IL CASO

Un pugno alla maestra, retina rotta.

«Soli contro i ragazzi difficili»

di A. Sac.  da Il Corriere della Sera del 9/3/2005

 

Rottura della retina. Dopo un pugno ricevuto da un allievo. In classe, durante una lezione. È successo a febbraio, in una scuola elementare della città. Un bambino di prima, con problemi di comportamento, ha reagito in modo violento alla richiesta dell’insegnante di «accettare le regole della scuola». Uno scoppio d’ira, come tanti ce n’erano stati nei mesi precedenti, contro il personale docente e il direttore didattico. Ma questa volta la maestra non ha schivato il colpo. E si è dovuta sottoporre a un intervento agli occhi.

··········

[Consegna]: Secondo il testo estratto, per quale motivo la maestra ha dovuto sottoporsi a un intervento agli occhi? Risponda in una-tre frasi.

··········

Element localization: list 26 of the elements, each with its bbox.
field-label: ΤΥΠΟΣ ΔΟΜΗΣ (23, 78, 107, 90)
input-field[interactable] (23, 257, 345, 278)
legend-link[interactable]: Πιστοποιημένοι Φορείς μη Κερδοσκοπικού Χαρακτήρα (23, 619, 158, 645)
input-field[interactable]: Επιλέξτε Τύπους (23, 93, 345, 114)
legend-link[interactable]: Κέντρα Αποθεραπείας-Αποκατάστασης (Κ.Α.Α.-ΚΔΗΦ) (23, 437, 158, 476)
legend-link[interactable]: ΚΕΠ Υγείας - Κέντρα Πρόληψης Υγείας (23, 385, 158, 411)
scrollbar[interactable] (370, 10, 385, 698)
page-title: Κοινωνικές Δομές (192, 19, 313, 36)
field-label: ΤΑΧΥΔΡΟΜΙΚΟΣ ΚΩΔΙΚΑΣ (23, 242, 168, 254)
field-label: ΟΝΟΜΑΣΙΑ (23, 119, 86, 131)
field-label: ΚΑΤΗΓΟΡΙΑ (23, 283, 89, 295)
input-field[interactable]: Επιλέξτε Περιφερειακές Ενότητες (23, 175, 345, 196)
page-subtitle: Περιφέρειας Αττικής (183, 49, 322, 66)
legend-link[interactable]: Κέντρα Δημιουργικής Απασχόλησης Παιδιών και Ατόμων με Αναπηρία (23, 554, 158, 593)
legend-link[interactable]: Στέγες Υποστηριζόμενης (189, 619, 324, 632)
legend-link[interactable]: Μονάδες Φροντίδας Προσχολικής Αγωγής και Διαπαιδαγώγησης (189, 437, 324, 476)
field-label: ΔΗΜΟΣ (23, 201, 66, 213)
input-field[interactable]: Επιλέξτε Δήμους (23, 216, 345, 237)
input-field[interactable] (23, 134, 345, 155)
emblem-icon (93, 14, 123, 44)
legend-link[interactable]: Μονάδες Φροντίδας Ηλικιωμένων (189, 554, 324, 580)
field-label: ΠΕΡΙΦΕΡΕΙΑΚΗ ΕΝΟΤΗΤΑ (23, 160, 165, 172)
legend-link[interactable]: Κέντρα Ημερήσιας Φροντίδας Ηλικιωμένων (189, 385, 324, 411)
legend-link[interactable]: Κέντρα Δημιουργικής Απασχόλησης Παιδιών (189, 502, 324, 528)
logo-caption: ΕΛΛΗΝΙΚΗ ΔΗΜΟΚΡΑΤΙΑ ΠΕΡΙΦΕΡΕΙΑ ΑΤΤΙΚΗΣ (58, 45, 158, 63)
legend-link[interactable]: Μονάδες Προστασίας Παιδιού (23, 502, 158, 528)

··········

[Risposta]: La maestra ha dovuto sottoporsi all'intervento perché ha subito la rottura della retina. La lesione è stata causata dal pugno di un allievo di prima, che in classe ha reagito con violenza alla richiesta di «accettare le regole della scuola». A differenza delle volte precedenti, questa volta lei non ha schivato il colpo.